* _Given task_:
Print all of the entries exactly, minus the pictures.

###

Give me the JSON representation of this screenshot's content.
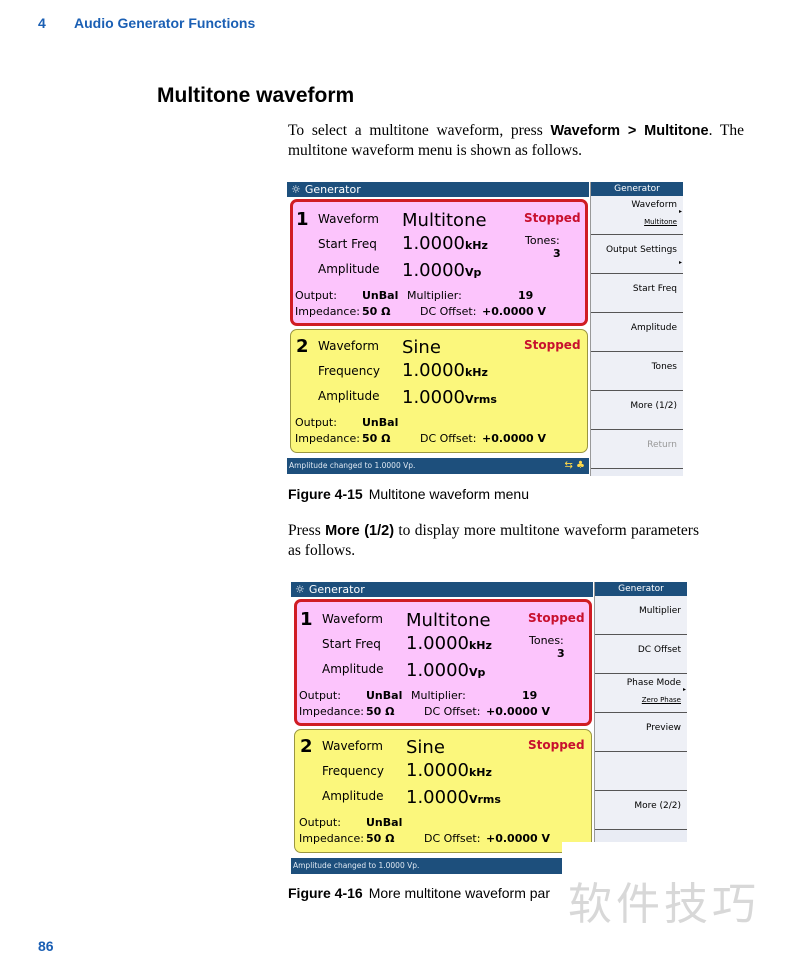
{
  "header": {
    "chapter": "4",
    "title": "Audio Generator Functions"
  },
  "section_title": "Multitone waveform",
  "para1": {
    "pre": "To select a multitone waveform, press ",
    "bold": "Waveform > Multitone",
    "post": ". The multitone waveform menu is shown as follows."
  },
  "para2": {
    "pre": "Press ",
    "bold": "More (1/2)",
    "post": " to display more multitone waveform parameters as follows."
  },
  "figures": [
    {
      "number": "Figure 4-15",
      "caption": "Multitone waveform menu",
      "screen": {
        "title": "Generator",
        "sidebar_title": "Generator",
        "ch1": {
          "num": "1",
          "r1_label": "Waveform",
          "r1_value": "Multitone",
          "status": "Stopped",
          "r2_label": "Start Freq",
          "r2_value": "1.0000",
          "r2_unit": "kHz",
          "r3_label": "Amplitude",
          "r3_value": "1.0000",
          "r3_unit": "Vp",
          "tones_label": "Tones:",
          "tones_value": "3",
          "output_label": "Output:",
          "output_value": "UnBal",
          "mult_label": "Multiplier:",
          "mult_value": "19",
          "imp_label": "Impedance:",
          "imp_value": "50 Ω",
          "dc_label": "DC Offset:",
          "dc_value": "+0.0000 V"
        },
        "ch2": {
          "num": "2",
          "r1_label": "Waveform",
          "r1_value": "Sine",
          "status": "Stopped",
          "r2_label": "Frequency",
          "r2_value": "1.0000",
          "r2_unit": "kHz",
          "r3_label": "Amplitude",
          "r3_value": "1.0000",
          "r3_unit": "Vrms",
          "output_label": "Output:",
          "output_value": "UnBal",
          "imp_label": "Impedance:",
          "imp_value": "50 Ω",
          "dc_label": "DC Offset:",
          "dc_value": "+0.0000 V"
        },
        "status_message": "Amplitude changed to 1.0000 Vp.",
        "softkeys": [
          {
            "label": "Waveform",
            "sub": "Multitone",
            "arrow": true
          },
          {
            "label": "Output Settings",
            "arrow": true
          },
          {
            "label": "Start Freq"
          },
          {
            "label": "Amplitude"
          },
          {
            "label": "Tones"
          },
          {
            "label": "More (1/2)"
          },
          {
            "label": "Return",
            "disabled": true
          }
        ]
      }
    },
    {
      "number": "Figure 4-16",
      "caption": "More multitone waveform par",
      "screen": {
        "title": "Generator",
        "sidebar_title": "Generator",
        "ch1": {
          "num": "1",
          "r1_label": "Waveform",
          "r1_value": "Multitone",
          "status": "Stopped",
          "r2_label": "Start Freq",
          "r2_value": "1.0000",
          "r2_unit": "kHz",
          "r3_label": "Amplitude",
          "r3_value": "1.0000",
          "r3_unit": "Vp",
          "tones_label": "Tones:",
          "tones_value": "3",
          "output_label": "Output:",
          "output_value": "UnBal",
          "mult_label": "Multiplier:",
          "mult_value": "19",
          "imp_label": "Impedance:",
          "imp_value": "50 Ω",
          "dc_label": "DC Offset:",
          "dc_value": "+0.0000 V"
        },
        "ch2": {
          "num": "2",
          "r1_label": "Waveform",
          "r1_value": "Sine",
          "status": "Stopped",
          "r2_label": "Frequency",
          "r2_value": "1.0000",
          "r2_unit": "kHz",
          "r3_label": "Amplitude",
          "r3_value": "1.0000",
          "r3_unit": "Vrms",
          "output_label": "Output:",
          "output_value": "UnBal",
          "imp_label": "Impedance:",
          "imp_value": "50 Ω",
          "dc_label": "DC Offset:",
          "dc_value": "+0.0000 V"
        },
        "status_message": "Amplitude changed to 1.0000 Vp.",
        "softkeys": [
          {
            "label": "Multiplier"
          },
          {
            "label": "DC Offset"
          },
          {
            "label": "Phase Mode",
            "sub": "Zero Phase",
            "arrow": true
          },
          {
            "label": "Preview"
          },
          {
            "label": ""
          },
          {
            "label": "More (2/2)"
          }
        ]
      }
    }
  ],
  "page_number": "86",
  "watermark": "软件技巧",
  "colors": {
    "brand_blue": "#1a5fb4",
    "title_bar": "#1d4f7c",
    "ch1_bg": "#fcc4fc",
    "ch1_border": "#d01c24",
    "ch2_bg": "#fbf77c",
    "status_red": "#c8102e"
  }
}
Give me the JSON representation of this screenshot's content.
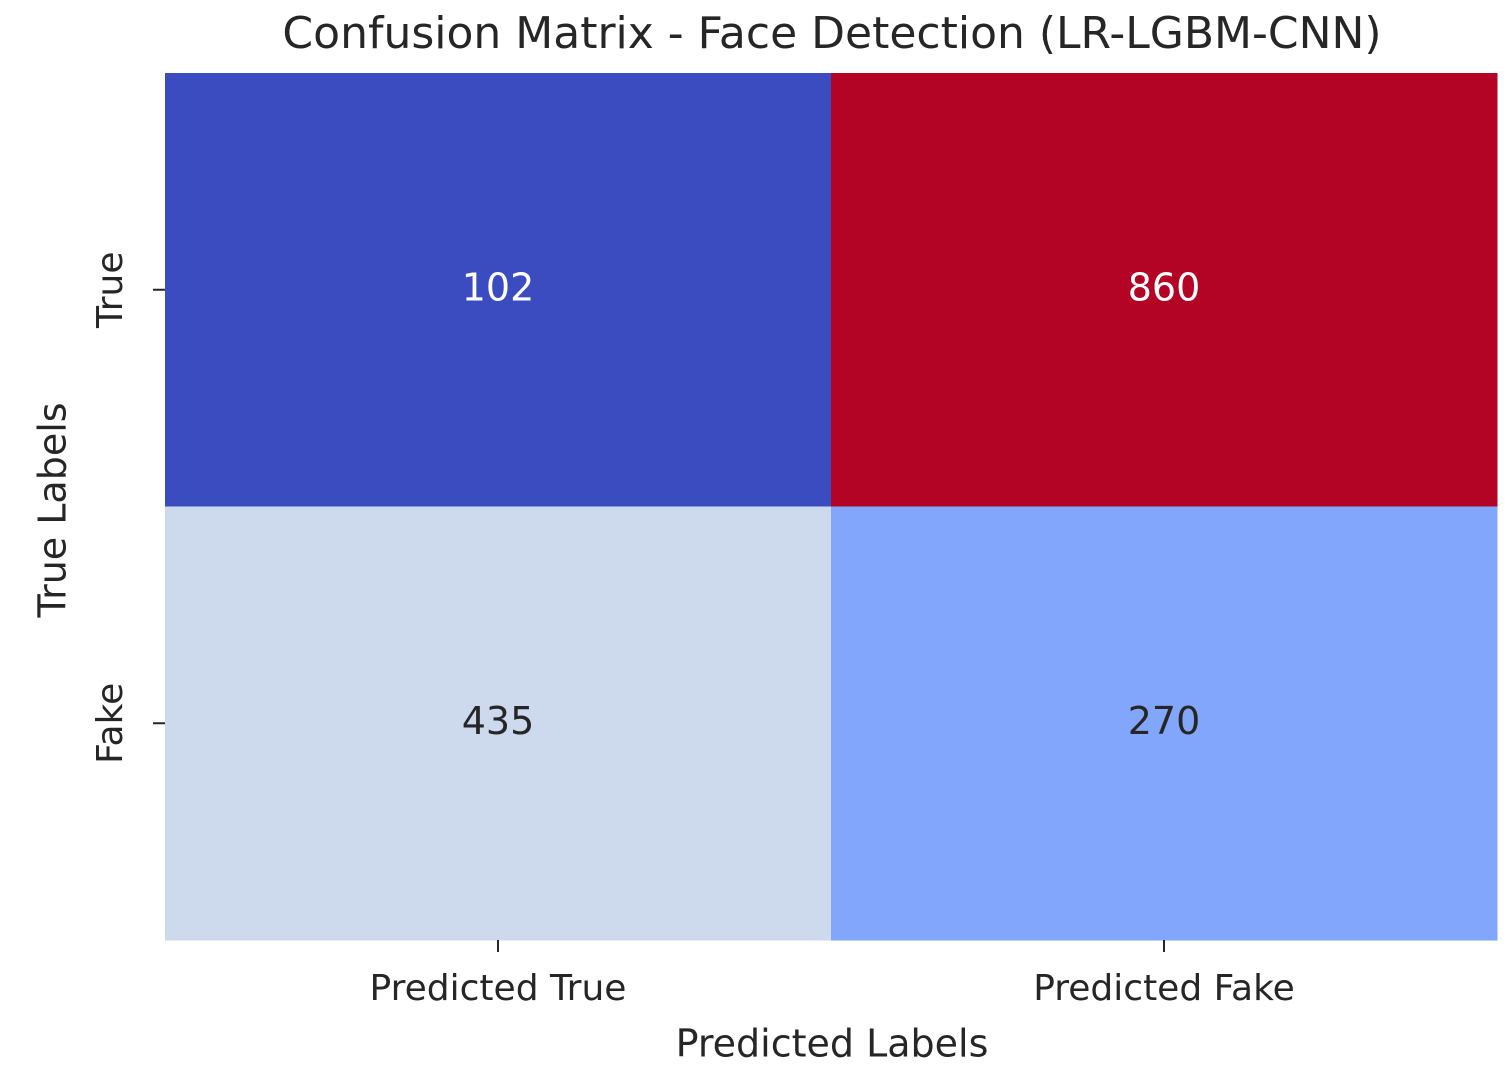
{
  "chart_data": {
    "type": "heatmap",
    "title": "Confusion Matrix - Face Detection (LR-LGBM-CNN)",
    "x_label": "Predicted Labels",
    "y_label": "True Labels",
    "x_categories": [
      "Predicted True",
      "Predicted Fake"
    ],
    "y_categories": [
      "True",
      "Fake"
    ],
    "values": [
      [
        102,
        860
      ],
      [
        435,
        270
      ]
    ],
    "colors": [
      [
        "#3b4cc0",
        "#b40426"
      ],
      [
        "#cdd9ec",
        "#82a6fb"
      ]
    ]
  }
}
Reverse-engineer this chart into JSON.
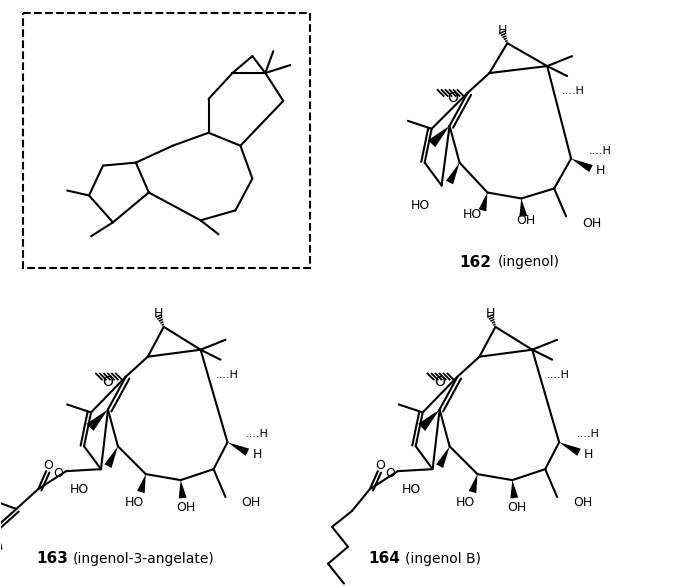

###

* _Output of the exercise_:
Give me the JSON representation of this screenshot's content.
{
  "header": {
    "chapter": "4",
    "title": "Audio Generator Functions"
  },
  "section_title": "Multitone waveform",
  "para1": {
    "pre": "To select a multitone waveform, press ",
    "bold": "Waveform > Multitone",
    "post": ". The multitone waveform menu is shown as follows."
  },
  "para2": {
    "pre": "Press ",
    "bold": "More (1/2)",
    "post": " to display more multitone waveform parameters as follows."
  },
  "figures": [
    {
      "number": "Figure 4-15",
      "caption": "Multitone waveform menu",
      "screen": {
        "title": "Generator",
        "sidebar_title": "Generator",
        "ch1": {
          "num": "1",
          "r1_label": "Waveform",
          "r1_value": "Multitone",
          "status": "Stopped",
          "r2_label": "Start Freq",
          "r2_value": "1.0000",
          "r2_unit": "kHz",
          "r3_label": "Amplitude",
          "r3_value": "1.0000",
          "r3_unit": "Vp",
          "tones_label": "Tones:",
          "tones_value": "3",
          "output_label": "Output:",
          "output_value": "UnBal",
          "mult_label": "Multiplier:",
          "mult_value": "19",
          "imp_label": "Impedance:",
          "imp_value": "50 Ω",
          "dc_label": "DC Offset:",
          "dc_value": "+0.0000 V"
        },
        "ch2": {
          "num": "2",
          "r1_label": "Waveform",
          "r1_value": "Sine",
          "status": "Stopped",
          "r2_label": "Frequency",
          "r2_value": "1.0000",
          "r2_unit": "kHz",
          "r3_label": "Amplitude",
          "r3_value": "1.0000",
          "r3_unit": "Vrms",
          "output_label": "Output:",
          "output_value": "UnBal",
          "imp_label": "Impedance:",
          "imp_value": "50 Ω",
          "dc_label": "DC Offset:",
          "dc_value": "+0.0000 V"
        },
        "status_message": "Amplitude changed to 1.0000 Vp.",
        "softkeys": [
          {
            "label": "Waveform",
            "sub": "Multitone",
            "arrow": true
          },
          {
            "label": "Output Settings",
            "arrow": true
          },
          {
            "label": "Start Freq"
          },
          {
            "label": "Amplitude"
          },
          {
            "label": "Tones"
          },
          {
            "label": "More (1/2)"
          },
          {
            "label": "Return",
            "disabled": true
          }
        ]
      }
    },
    {
      "number": "Figure 4-16",
      "caption": "More multitone waveform par",
      "screen": {
        "title": "Generator",
        "sidebar_title": "Generator",
        "ch1": {
          "num": "1",
          "r1_label": "Waveform",
          "r1_value": "Multitone",
          "status": "Stopped",
          "r2_label": "Start Freq",
          "r2_value": "1.0000",
          "r2_unit": "kHz",
          "r3_label": "Amplitude",
          "r3_value": "1.0000",
          "r3_unit": "Vp",
          "tones_label": "Tones:",
          "tones_value": "3",
          "output_label": "Output:",
          "output_value": "UnBal",
          "mult_label": "Multiplier:",
          "mult_value": "19",
          "imp_label": "Impedance:",
          "imp_value": "50 Ω",
          "dc_label": "DC Offset:",
          "dc_value": "+0.0000 V"
        },
        "ch2": {
          "num": "2",
          "r1_label": "Waveform",
          "r1_value": "Sine",
          "status": "Stopped",
          "r2_label": "Frequency",
          "r2_value": "1.0000",
          "r2_unit": "kHz",
          "r3_label": "Amplitude",
          "r3_value": "1.0000",
          "r3_unit": "Vrms",
          "output_label": "Output:",
          "output_value": "UnBal",
          "imp_label": "Impedance:",
          "imp_value": "50 Ω",
          "dc_label": "DC Offset:",
          "dc_value": "+0.0000 V"
        },
        "status_message": "Amplitude changed to 1.0000 Vp.",
        "softkeys": [
          {
            "label": "Multiplier"
          },
          {
            "label": "DC Offset"
          },
          {
            "label": "Phase Mode",
            "sub": "Zero Phase",
            "arrow": true
          },
          {
            "label": "Preview"
          },
          {
            "label": ""
          },
          {
            "label": "More (2/2)"
          }
        ]
      }
    }
  ],
  "page_number": "86",
  "watermark": "软件技巧",
  "colors": {
    "brand_blue": "#1a5fb4",
    "title_bar": "#1d4f7c",
    "ch1_bg": "#fcc4fc",
    "ch1_border": "#d01c24",
    "ch2_bg": "#fbf77c",
    "status_red": "#c8102e"
  }
}
Give me the JSON representation of this screenshot's content.
{
  "chart_data": {
    "type": "heatmap",
    "title": "Confusion Matrix - Face Detection (LR-LGBM-CNN)",
    "x_label": "Predicted Labels",
    "y_label": "True Labels",
    "x_categories": [
      "Predicted True",
      "Predicted Fake"
    ],
    "y_categories": [
      "True",
      "Fake"
    ],
    "values": [
      [
        102,
        860
      ],
      [
        435,
        270
      ]
    ],
    "colors": [
      [
        "#3b4cc0",
        "#b40426"
      ],
      [
        "#cdd9ec",
        "#82a6fb"
      ]
    ]
  }
}
Reverse-engineer this chart into JSON.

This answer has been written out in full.